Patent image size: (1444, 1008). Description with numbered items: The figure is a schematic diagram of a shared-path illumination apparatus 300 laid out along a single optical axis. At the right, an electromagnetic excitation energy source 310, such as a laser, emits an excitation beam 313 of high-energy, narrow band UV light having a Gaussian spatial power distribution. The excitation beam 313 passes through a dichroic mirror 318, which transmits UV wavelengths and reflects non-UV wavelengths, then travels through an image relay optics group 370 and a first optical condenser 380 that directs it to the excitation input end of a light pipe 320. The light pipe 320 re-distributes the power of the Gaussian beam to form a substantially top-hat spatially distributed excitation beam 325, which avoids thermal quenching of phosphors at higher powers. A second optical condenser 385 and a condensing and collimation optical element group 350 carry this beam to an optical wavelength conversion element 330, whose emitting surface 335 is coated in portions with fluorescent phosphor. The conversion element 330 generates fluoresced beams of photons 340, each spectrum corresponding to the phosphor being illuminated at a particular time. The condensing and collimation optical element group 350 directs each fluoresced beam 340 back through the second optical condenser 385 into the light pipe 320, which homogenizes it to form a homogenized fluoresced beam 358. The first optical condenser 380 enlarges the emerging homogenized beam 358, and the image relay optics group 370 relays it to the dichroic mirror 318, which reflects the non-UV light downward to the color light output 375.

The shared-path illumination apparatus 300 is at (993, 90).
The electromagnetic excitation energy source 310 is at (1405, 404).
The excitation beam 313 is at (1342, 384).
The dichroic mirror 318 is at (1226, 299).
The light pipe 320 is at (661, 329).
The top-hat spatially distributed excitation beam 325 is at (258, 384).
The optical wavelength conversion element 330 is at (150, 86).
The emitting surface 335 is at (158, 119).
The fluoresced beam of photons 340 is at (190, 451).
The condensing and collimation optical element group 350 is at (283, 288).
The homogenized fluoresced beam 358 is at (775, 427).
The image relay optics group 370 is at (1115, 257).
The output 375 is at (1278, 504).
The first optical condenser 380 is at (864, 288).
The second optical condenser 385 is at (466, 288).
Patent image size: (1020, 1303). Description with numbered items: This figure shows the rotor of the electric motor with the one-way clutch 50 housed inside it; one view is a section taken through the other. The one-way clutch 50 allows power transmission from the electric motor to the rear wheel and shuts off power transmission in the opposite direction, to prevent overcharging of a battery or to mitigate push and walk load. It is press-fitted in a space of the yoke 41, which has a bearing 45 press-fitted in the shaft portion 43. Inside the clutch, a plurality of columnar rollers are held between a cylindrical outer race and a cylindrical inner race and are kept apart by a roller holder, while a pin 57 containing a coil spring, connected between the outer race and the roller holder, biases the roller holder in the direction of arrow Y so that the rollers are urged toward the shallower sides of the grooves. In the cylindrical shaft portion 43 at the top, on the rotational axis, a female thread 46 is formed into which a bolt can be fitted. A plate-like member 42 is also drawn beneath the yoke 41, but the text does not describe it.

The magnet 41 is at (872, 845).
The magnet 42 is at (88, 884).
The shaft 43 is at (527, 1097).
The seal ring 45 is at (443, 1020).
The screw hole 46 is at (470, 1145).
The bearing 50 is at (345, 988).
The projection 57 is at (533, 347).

————

* _THE TASK_:
Edit the stretch from the line containing "Patent image size: (1020, 1303)." through the end of the entries, replacing "one-way clutch" with "freewheel clutch" and keeping everything else the same. Give only those lines.

* _SOLVED EXERCISE_:
Patent image size: (1020, 1303). Description with numbered items: This figure shows the rotor of the electric motor with the freewheel clutch 50 housed inside it; one view is a section taken through the other. The freewheel clutch 50 allows power transmission from the electric motor to the rear wheel and shuts off power transmission in the opposite direction, to prevent overcharging of a battery or to mitigate push and walk load. It is press-fitted in a space of the yoke 41, which has a bearing 45 press-fitted in the shaft portion 43. Inside the clutch, a plurality of columnar rollers are held between a cylindrical outer race and a cylindrical inner race and are kept apart by a roller holder, while a pin 57 containing a coil spring, connected between the outer race and the roller holder, biases the roller holder in the direction of arrow Y so that the rollers are urged toward the shallower sides of the grooves. In the cylindrical shaft portion 43 at the top, on the rotational axis, a female thread 46 is formed into which a bolt can be fitted. A plate-like member 42 is also drawn beneath the yoke 41, but the text does not describe it.

The magnet 41 is at (872, 845).
The magnet 42 is at (88, 884).
The shaft 43 is at (527, 1097).
The seal ring 45 is at (443, 1020).
The screw hole 46 is at (470, 1145).
The bearing 50 is at (345, 988).
The projection 57 is at (533, 347).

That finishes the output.